§ Given records:
....

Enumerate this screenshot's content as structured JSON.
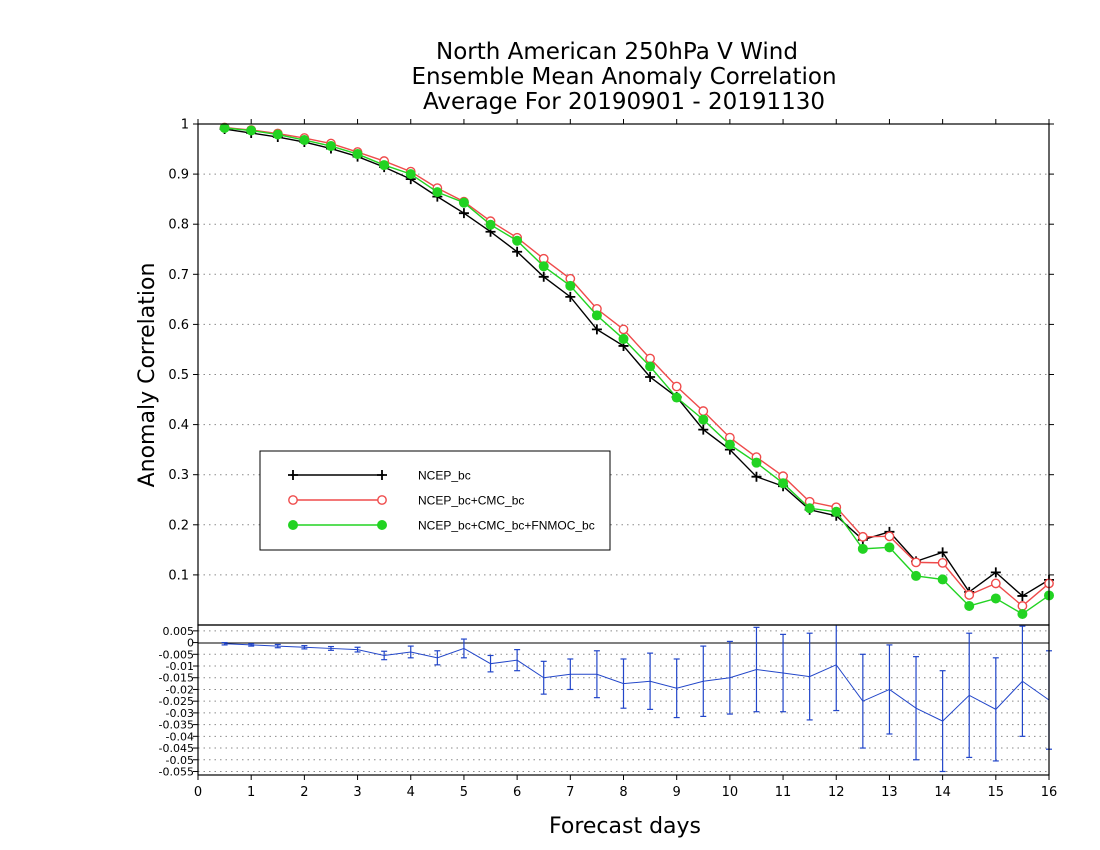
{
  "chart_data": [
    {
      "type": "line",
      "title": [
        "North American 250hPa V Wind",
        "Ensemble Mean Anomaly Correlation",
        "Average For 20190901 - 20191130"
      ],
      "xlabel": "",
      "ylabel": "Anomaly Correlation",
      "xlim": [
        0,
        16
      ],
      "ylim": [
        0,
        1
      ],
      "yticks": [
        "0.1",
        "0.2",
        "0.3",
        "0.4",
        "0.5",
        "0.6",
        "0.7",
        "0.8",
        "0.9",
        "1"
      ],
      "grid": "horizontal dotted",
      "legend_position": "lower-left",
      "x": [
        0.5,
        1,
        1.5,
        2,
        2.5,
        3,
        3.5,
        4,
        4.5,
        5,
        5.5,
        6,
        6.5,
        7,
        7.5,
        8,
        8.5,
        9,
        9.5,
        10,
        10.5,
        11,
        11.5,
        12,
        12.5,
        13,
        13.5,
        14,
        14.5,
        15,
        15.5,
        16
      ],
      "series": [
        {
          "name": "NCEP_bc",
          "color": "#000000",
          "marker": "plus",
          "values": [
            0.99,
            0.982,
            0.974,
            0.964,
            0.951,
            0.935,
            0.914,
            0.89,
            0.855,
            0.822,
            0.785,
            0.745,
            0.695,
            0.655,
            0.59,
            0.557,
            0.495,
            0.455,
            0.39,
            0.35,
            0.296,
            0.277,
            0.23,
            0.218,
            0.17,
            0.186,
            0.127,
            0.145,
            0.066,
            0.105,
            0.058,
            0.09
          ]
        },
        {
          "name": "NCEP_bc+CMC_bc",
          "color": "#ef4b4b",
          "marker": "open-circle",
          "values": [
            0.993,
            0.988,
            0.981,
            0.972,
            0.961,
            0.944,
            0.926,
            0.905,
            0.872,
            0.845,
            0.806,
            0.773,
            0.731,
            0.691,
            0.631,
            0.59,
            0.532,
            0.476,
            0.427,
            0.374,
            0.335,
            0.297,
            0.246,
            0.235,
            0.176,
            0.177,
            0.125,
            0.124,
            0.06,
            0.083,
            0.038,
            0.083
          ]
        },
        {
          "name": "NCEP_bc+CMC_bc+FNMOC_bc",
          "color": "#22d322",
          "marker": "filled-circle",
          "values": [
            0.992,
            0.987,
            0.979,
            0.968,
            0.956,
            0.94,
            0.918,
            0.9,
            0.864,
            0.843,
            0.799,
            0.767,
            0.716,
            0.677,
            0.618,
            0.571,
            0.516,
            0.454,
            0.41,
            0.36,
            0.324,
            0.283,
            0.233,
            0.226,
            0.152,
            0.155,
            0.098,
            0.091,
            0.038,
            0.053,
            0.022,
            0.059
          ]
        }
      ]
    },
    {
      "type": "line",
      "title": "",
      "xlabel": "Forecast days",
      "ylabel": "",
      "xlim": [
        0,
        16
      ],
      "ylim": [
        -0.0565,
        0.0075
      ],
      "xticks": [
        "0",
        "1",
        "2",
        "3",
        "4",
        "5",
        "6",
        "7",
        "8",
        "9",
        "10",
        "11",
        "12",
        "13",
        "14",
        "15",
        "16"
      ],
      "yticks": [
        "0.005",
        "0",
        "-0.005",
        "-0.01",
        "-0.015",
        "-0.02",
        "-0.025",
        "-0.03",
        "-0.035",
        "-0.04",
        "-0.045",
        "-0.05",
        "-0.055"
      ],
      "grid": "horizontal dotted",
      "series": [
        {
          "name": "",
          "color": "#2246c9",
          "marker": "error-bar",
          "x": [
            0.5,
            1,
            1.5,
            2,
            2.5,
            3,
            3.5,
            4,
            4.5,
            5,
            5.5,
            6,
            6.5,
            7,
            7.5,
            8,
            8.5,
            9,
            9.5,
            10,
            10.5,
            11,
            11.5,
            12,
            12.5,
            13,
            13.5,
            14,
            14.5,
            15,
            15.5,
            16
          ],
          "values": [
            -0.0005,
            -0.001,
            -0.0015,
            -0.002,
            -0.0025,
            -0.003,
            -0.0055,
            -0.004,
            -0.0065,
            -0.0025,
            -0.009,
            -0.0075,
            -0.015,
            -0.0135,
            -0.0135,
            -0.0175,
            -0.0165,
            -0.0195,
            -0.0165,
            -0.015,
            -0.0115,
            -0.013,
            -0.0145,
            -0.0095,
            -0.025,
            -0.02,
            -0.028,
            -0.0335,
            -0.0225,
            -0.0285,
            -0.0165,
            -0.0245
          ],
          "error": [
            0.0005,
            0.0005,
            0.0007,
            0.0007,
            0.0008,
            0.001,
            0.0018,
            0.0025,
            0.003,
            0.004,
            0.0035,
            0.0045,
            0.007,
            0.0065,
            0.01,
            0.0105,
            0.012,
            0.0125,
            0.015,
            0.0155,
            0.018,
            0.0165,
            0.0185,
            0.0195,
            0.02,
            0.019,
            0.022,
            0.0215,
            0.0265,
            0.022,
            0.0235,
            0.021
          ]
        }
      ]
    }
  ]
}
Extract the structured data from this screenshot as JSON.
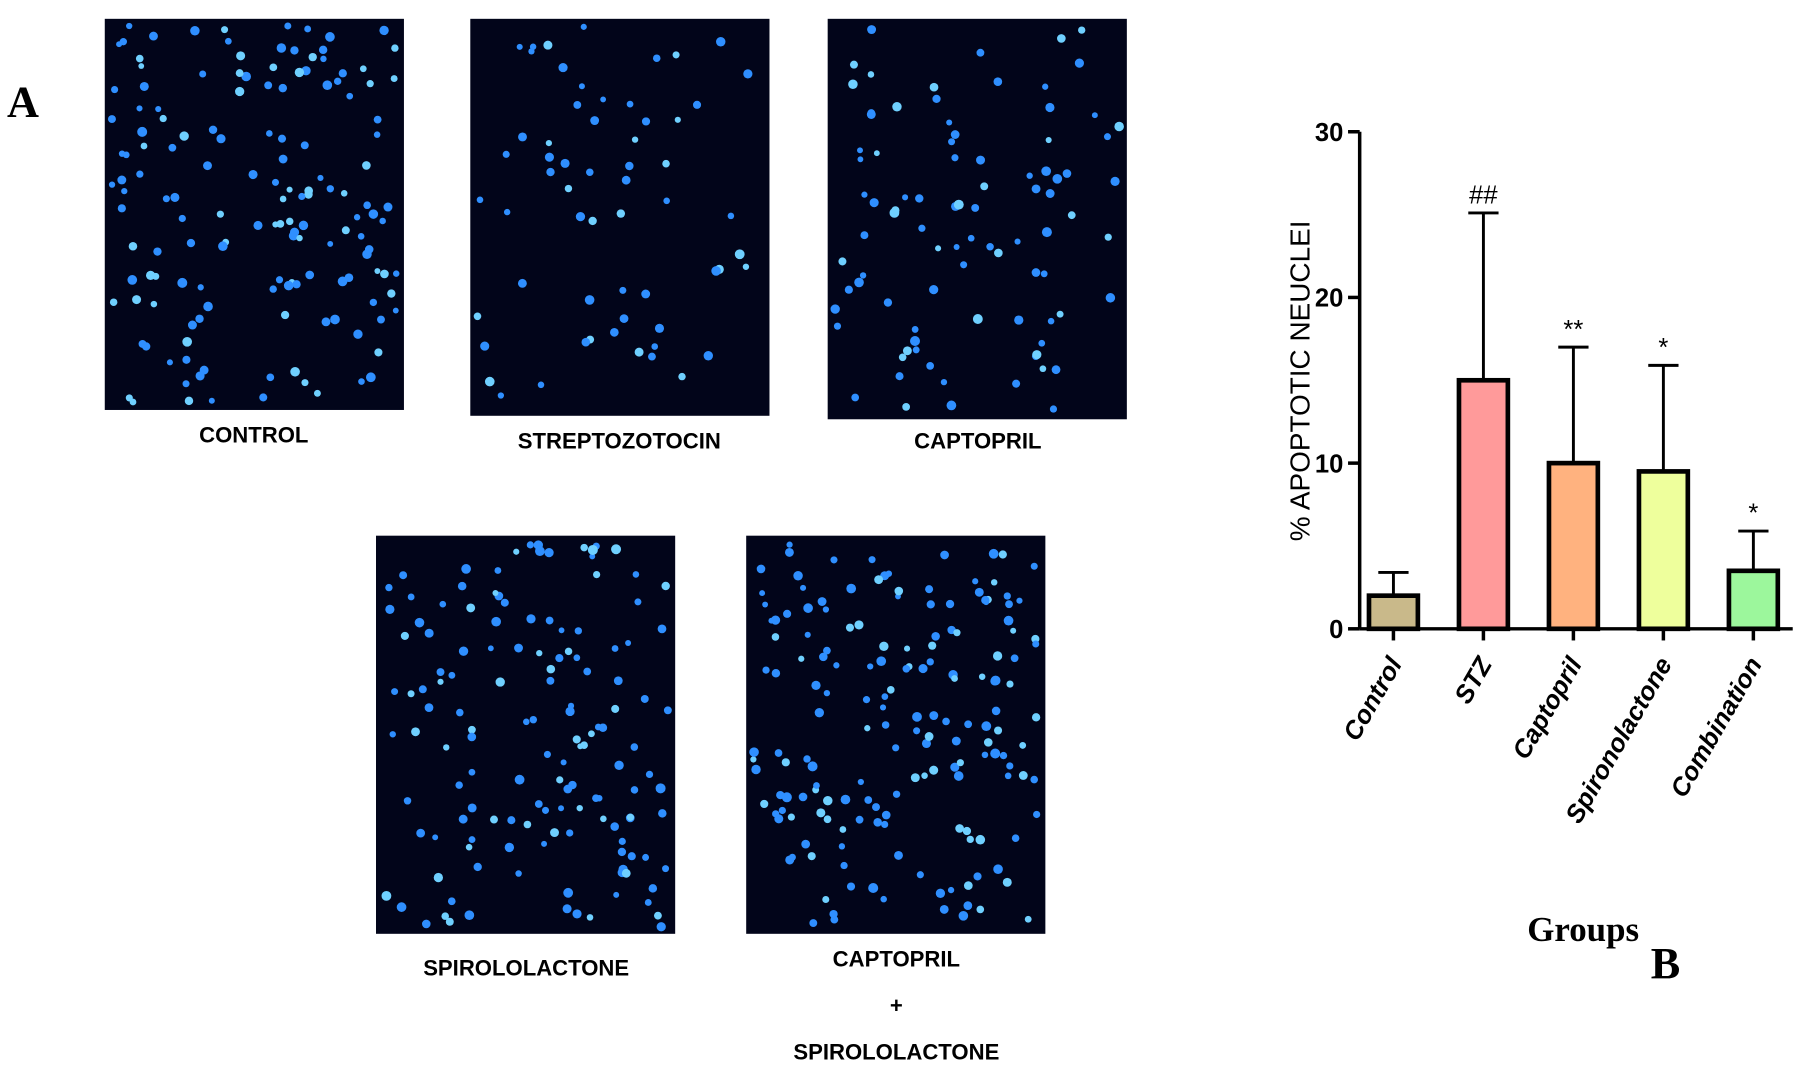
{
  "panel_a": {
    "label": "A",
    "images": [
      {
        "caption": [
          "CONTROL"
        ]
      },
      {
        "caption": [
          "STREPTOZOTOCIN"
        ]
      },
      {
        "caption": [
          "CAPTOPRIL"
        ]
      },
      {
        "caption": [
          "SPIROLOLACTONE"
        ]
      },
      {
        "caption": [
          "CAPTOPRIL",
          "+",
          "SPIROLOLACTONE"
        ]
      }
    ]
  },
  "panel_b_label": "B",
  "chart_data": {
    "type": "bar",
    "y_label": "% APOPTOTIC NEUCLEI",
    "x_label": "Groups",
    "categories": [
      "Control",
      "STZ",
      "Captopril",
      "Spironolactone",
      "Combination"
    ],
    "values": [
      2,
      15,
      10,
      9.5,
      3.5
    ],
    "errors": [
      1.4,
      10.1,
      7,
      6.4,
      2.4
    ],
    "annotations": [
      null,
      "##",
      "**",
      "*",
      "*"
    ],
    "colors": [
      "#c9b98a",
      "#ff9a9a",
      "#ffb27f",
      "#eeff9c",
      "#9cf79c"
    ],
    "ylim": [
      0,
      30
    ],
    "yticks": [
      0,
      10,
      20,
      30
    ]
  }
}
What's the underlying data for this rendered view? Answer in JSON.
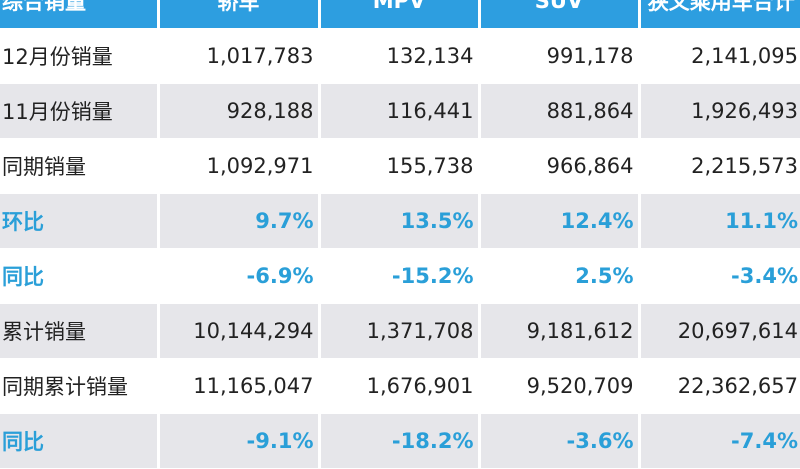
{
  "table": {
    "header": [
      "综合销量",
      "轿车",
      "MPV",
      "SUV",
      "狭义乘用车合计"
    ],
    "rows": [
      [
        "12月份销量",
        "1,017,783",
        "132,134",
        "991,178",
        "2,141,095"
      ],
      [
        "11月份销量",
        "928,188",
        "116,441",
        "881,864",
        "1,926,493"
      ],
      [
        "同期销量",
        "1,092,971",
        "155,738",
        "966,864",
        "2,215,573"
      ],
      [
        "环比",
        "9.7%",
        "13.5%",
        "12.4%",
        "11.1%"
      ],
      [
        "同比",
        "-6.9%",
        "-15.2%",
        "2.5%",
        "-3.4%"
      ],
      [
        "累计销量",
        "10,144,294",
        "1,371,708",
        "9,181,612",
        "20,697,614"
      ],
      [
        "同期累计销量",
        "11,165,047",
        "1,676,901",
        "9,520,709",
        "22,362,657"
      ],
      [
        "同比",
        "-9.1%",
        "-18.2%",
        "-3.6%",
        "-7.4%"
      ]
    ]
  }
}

....

§ What you are asked to do:
Every entry above needs to be retyped exactly; drop the pictures.

§ Correct response:
Enumerate this screenshot's content as structured JSON.
{
  "chart_data": [
    {
      "type": "line",
      "title": [
        "North American 250hPa V Wind",
        "Ensemble Mean Anomaly Correlation",
        "Average For 20190901 - 20191130"
      ],
      "xlabel": "",
      "ylabel": "Anomaly Correlation",
      "xlim": [
        0,
        16
      ],
      "ylim": [
        0,
        1
      ],
      "yticks": [
        "0.1",
        "0.2",
        "0.3",
        "0.4",
        "0.5",
        "0.6",
        "0.7",
        "0.8",
        "0.9",
        "1"
      ],
      "grid": "horizontal dotted",
      "legend_position": "lower-left",
      "x": [
        0.5,
        1,
        1.5,
        2,
        2.5,
        3,
        3.5,
        4,
        4.5,
        5,
        5.5,
        6,
        6.5,
        7,
        7.5,
        8,
        8.5,
        9,
        9.5,
        10,
        10.5,
        11,
        11.5,
        12,
        12.5,
        13,
        13.5,
        14,
        14.5,
        15,
        15.5,
        16
      ],
      "series": [
        {
          "name": "NCEP_bc",
          "color": "#000000",
          "marker": "plus",
          "values": [
            0.99,
            0.982,
            0.974,
            0.964,
            0.951,
            0.935,
            0.914,
            0.89,
            0.855,
            0.822,
            0.785,
            0.745,
            0.695,
            0.655,
            0.59,
            0.557,
            0.495,
            0.455,
            0.39,
            0.35,
            0.296,
            0.277,
            0.23,
            0.218,
            0.17,
            0.186,
            0.127,
            0.145,
            0.066,
            0.105,
            0.058,
            0.09
          ]
        },
        {
          "name": "NCEP_bc+CMC_bc",
          "color": "#ef4b4b",
          "marker": "open-circle",
          "values": [
            0.993,
            0.988,
            0.981,
            0.972,
            0.961,
            0.944,
            0.926,
            0.905,
            0.872,
            0.845,
            0.806,
            0.773,
            0.731,
            0.691,
            0.631,
            0.59,
            0.532,
            0.476,
            0.427,
            0.374,
            0.335,
            0.297,
            0.246,
            0.235,
            0.176,
            0.177,
            0.125,
            0.124,
            0.06,
            0.083,
            0.038,
            0.083
          ]
        },
        {
          "name": "NCEP_bc+CMC_bc+FNMOC_bc",
          "color": "#22d322",
          "marker": "filled-circle",
          "values": [
            0.992,
            0.987,
            0.979,
            0.968,
            0.956,
            0.94,
            0.918,
            0.9,
            0.864,
            0.843,
            0.799,
            0.767,
            0.716,
            0.677,
            0.618,
            0.571,
            0.516,
            0.454,
            0.41,
            0.36,
            0.324,
            0.283,
            0.233,
            0.226,
            0.152,
            0.155,
            0.098,
            0.091,
            0.038,
            0.053,
            0.022,
            0.059
          ]
        }
      ]
    },
    {
      "type": "line",
      "title": "",
      "xlabel": "Forecast days",
      "ylabel": "",
      "xlim": [
        0,
        16
      ],
      "ylim": [
        -0.0565,
        0.0075
      ],
      "xticks": [
        "0",
        "1",
        "2",
        "3",
        "4",
        "5",
        "6",
        "7",
        "8",
        "9",
        "10",
        "11",
        "12",
        "13",
        "14",
        "15",
        "16"
      ],
      "yticks": [
        "0.005",
        "0",
        "-0.005",
        "-0.01",
        "-0.015",
        "-0.02",
        "-0.025",
        "-0.03",
        "-0.035",
        "-0.04",
        "-0.045",
        "-0.05",
        "-0.055"
      ],
      "grid": "horizontal dotted",
      "series": [
        {
          "name": "",
          "color": "#2246c9",
          "marker": "error-bar",
          "x": [
            0.5,
            1,
            1.5,
            2,
            2.5,
            3,
            3.5,
            4,
            4.5,
            5,
            5.5,
            6,
            6.5,
            7,
            7.5,
            8,
            8.5,
            9,
            9.5,
            10,
            10.5,
            11,
            11.5,
            12,
            12.5,
            13,
            13.5,
            14,
            14.5,
            15,
            15.5,
            16
          ],
          "values": [
            -0.0005,
            -0.001,
            -0.0015,
            -0.002,
            -0.0025,
            -0.003,
            -0.0055,
            -0.004,
            -0.0065,
            -0.0025,
            -0.009,
            -0.0075,
            -0.015,
            -0.0135,
            -0.0135,
            -0.0175,
            -0.0165,
            -0.0195,
            -0.0165,
            -0.015,
            -0.0115,
            -0.013,
            -0.0145,
            -0.0095,
            -0.025,
            -0.02,
            -0.028,
            -0.0335,
            -0.0225,
            -0.0285,
            -0.0165,
            -0.0245
          ],
          "error": [
            0.0005,
            0.0005,
            0.0007,
            0.0007,
            0.0008,
            0.001,
            0.0018,
            0.0025,
            0.003,
            0.004,
            0.0035,
            0.0045,
            0.007,
            0.0065,
            0.01,
            0.0105,
            0.012,
            0.0125,
            0.015,
            0.0155,
            0.018,
            0.0165,
            0.0185,
            0.0195,
            0.02,
            0.019,
            0.022,
            0.0215,
            0.0265,
            0.022,
            0.0235,
            0.021
          ]
        }
      ]
    }
  ]
}
Extract the structured data from this screenshot as JSON.
{
  "panel_a": {
    "label": "A",
    "images": [
      {
        "caption": [
          "CONTROL"
        ]
      },
      {
        "caption": [
          "STREPTOZOTOCIN"
        ]
      },
      {
        "caption": [
          "CAPTOPRIL"
        ]
      },
      {
        "caption": [
          "SPIROLOLACTONE"
        ]
      },
      {
        "caption": [
          "CAPTOPRIL",
          "+",
          "SPIROLOLACTONE"
        ]
      }
    ]
  },
  "panel_b_label": "B",
  "chart_data": {
    "type": "bar",
    "y_label": "% APOPTOTIC NEUCLEI",
    "x_label": "Groups",
    "categories": [
      "Control",
      "STZ",
      "Captopril",
      "Spironolactone",
      "Combination"
    ],
    "values": [
      2,
      15,
      10,
      9.5,
      3.5
    ],
    "errors": [
      1.4,
      10.1,
      7,
      6.4,
      2.4
    ],
    "annotations": [
      null,
      "##",
      "**",
      "*",
      "*"
    ],
    "colors": [
      "#c9b98a",
      "#ff9a9a",
      "#ffb27f",
      "#eeff9c",
      "#9cf79c"
    ],
    "ylim": [
      0,
      30
    ],
    "yticks": [
      0,
      10,
      20,
      30
    ]
  }
}
What's the underlying data for this rendered view? Answer in JSON.
{
  "table": {
    "header": [
      "综合销量",
      "轿车",
      "MPV",
      "SUV",
      "狭义乘用车合计"
    ],
    "rows": [
      [
        "12月份销量",
        "1,017,783",
        "132,134",
        "991,178",
        "2,141,095"
      ],
      [
        "11月份销量",
        "928,188",
        "116,441",
        "881,864",
        "1,926,493"
      ],
      [
        "同期销量",
        "1,092,971",
        "155,738",
        "966,864",
        "2,215,573"
      ],
      [
        "环比",
        "9.7%",
        "13.5%",
        "12.4%",
        "11.1%"
      ],
      [
        "同比",
        "-6.9%",
        "-15.2%",
        "2.5%",
        "-3.4%"
      ],
      [
        "累计销量",
        "10,144,294",
        "1,371,708",
        "9,181,612",
        "20,697,614"
      ],
      [
        "同期累计销量",
        "11,165,047",
        "1,676,901",
        "9,520,709",
        "22,362,657"
      ],
      [
        "同比",
        "-9.1%",
        "-18.2%",
        "-3.6%",
        "-7.4%"
      ]
    ]
  }
}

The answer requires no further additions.